Items from a data source
----------------------------------------

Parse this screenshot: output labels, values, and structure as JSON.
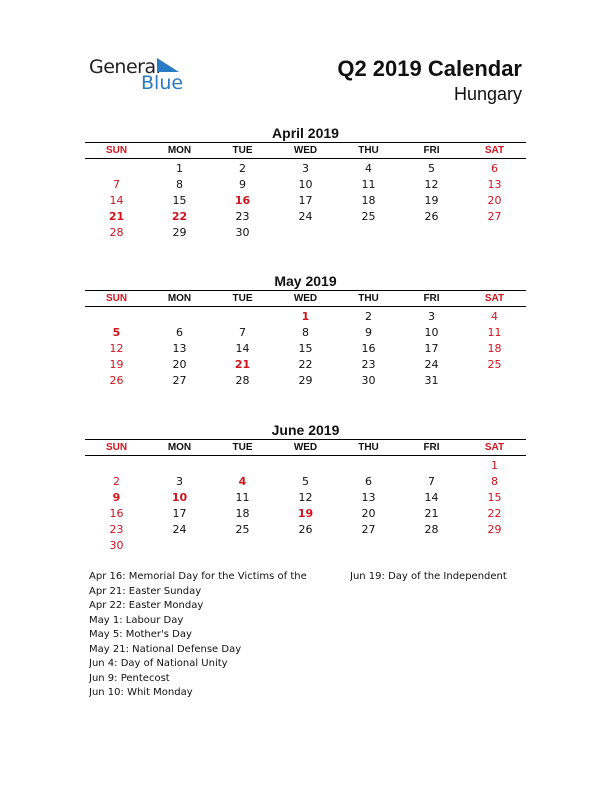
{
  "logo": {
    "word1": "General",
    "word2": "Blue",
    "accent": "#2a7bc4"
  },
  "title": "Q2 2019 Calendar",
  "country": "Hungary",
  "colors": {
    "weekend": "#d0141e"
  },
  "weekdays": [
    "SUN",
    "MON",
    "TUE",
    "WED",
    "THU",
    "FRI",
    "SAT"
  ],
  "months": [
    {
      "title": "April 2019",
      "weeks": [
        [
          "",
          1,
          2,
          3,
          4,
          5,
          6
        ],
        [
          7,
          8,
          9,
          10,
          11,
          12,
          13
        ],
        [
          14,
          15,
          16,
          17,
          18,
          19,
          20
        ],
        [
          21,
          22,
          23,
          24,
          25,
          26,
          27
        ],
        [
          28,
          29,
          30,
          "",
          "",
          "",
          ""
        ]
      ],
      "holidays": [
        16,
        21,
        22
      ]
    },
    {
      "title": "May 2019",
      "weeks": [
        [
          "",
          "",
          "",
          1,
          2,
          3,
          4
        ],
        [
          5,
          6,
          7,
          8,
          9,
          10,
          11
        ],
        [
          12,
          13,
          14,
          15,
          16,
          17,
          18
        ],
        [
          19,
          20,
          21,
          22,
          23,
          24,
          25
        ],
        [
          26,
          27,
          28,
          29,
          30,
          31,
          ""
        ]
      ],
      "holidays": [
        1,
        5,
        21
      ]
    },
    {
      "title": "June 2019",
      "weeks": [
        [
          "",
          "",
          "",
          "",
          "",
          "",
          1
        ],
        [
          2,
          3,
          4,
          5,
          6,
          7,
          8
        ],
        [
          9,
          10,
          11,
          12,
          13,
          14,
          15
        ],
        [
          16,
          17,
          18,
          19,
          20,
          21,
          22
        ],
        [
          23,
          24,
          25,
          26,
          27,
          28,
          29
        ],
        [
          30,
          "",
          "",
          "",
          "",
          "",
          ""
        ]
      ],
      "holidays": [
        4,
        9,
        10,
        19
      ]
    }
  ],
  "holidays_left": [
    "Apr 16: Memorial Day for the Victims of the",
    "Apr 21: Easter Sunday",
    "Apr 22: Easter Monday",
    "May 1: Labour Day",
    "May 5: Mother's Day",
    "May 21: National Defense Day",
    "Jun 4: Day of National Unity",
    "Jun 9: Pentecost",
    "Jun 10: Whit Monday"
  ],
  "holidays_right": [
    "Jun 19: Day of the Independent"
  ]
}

----------------------------------------

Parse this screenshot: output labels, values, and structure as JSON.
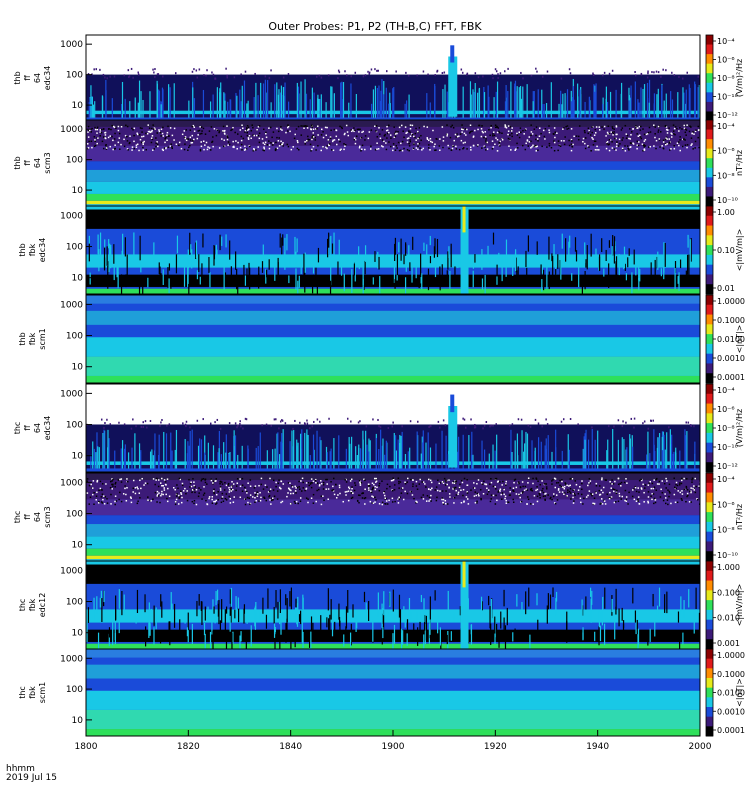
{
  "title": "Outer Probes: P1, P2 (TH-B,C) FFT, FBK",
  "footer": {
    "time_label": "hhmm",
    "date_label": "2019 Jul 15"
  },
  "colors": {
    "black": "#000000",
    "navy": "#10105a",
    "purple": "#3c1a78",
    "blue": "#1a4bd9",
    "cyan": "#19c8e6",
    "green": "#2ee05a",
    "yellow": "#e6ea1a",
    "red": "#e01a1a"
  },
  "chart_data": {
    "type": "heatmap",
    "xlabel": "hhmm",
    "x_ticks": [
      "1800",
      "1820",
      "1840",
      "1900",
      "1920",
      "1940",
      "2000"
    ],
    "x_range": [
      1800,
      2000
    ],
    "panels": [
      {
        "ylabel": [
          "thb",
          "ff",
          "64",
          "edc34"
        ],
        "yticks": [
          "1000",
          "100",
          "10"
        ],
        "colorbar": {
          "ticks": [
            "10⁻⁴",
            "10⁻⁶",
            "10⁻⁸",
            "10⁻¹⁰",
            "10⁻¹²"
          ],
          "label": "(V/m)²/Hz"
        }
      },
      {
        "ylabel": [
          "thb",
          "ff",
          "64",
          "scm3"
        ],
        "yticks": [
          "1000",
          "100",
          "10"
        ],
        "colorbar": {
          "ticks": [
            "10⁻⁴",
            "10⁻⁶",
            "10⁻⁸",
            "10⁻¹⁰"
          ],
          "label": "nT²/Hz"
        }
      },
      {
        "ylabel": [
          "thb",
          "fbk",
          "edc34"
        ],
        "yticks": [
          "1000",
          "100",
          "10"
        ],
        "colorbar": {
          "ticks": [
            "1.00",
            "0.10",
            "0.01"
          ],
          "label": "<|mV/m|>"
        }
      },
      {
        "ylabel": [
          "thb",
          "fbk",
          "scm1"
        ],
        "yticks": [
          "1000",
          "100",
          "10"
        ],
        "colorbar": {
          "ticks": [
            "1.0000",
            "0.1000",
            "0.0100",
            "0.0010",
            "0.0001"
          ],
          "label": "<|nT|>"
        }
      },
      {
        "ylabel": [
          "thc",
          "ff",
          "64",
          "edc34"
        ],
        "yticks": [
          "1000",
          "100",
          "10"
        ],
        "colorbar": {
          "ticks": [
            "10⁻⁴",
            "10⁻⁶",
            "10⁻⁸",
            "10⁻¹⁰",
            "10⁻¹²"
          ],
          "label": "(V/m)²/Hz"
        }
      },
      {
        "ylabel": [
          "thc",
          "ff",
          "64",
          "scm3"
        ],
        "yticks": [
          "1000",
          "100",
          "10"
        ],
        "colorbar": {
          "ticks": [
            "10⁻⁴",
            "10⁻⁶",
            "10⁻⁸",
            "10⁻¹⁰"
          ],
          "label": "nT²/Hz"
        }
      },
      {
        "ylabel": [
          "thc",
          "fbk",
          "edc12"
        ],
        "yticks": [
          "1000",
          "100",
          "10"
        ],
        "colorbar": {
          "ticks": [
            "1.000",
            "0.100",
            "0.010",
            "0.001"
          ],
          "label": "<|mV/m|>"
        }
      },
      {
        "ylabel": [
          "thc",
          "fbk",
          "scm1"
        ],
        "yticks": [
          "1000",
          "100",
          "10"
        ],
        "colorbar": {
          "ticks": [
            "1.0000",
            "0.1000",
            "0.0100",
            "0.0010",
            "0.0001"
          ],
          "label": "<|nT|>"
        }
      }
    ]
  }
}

----------------------------------------

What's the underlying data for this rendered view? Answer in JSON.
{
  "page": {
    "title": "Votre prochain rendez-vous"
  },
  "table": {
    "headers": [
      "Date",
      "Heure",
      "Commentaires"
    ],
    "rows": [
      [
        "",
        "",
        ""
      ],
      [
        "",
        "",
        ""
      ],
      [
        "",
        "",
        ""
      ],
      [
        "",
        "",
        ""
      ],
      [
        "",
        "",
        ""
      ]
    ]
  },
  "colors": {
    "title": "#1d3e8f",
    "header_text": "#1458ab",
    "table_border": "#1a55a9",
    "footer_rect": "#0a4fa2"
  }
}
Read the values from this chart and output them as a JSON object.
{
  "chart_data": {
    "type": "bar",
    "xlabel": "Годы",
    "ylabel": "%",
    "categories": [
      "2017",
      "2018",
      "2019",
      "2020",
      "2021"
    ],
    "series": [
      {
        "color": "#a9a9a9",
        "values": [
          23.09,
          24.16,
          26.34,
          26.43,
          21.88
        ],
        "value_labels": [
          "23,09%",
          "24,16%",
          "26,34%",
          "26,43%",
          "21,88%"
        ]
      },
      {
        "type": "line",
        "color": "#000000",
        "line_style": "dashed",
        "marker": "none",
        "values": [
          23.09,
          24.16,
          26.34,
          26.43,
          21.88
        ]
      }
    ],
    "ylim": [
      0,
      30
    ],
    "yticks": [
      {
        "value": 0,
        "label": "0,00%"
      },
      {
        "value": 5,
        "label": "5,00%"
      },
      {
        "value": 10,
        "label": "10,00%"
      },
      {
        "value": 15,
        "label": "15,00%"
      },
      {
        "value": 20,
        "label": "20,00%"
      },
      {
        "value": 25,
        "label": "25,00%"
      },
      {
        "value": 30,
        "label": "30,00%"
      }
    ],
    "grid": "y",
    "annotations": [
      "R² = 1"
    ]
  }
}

----------------------------------------

Which lines above hold the word "this"? Copy each of them.

Finished answer:
Parse this screenshot: output labels, values, and structure as JSON.
Parse this screenshot: output labels, values, and structure as JSON.
What's the underlying data for this rendered view? Answer in JSON.
Read the values from this chart and output them as a JSON object.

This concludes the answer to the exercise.